## Task description
For the word "color", copy every line of the material that includes it.

━━━ Exercise material ━━━

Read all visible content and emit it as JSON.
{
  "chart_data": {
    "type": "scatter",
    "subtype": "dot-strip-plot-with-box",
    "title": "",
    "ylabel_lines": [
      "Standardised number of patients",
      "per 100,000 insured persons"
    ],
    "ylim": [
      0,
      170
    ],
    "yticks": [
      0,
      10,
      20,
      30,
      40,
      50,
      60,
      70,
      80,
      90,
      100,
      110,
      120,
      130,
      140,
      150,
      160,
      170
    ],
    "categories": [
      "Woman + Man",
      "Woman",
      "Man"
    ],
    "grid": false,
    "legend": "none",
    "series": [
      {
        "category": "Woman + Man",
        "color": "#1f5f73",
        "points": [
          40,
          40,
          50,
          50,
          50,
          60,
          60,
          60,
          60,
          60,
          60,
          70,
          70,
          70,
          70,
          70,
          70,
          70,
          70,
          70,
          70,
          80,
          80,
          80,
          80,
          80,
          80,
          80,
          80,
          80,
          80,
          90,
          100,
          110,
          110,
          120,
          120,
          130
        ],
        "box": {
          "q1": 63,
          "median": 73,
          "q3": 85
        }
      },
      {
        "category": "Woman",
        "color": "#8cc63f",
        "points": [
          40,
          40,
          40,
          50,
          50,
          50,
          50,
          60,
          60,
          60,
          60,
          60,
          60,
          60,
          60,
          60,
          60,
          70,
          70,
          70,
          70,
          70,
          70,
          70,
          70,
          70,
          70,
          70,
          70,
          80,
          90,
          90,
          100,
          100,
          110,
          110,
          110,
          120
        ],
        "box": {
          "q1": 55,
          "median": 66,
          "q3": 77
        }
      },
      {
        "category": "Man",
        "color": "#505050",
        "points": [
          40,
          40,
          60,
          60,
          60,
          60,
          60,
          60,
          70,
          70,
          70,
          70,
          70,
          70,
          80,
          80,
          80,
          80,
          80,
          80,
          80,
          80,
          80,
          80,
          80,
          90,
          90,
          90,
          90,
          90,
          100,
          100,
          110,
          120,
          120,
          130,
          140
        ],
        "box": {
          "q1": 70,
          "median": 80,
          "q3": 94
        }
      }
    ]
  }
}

━━━

## Response below
        "color": "#1f5f73",
        "color": "#8cc63f",
        "color": "#505050",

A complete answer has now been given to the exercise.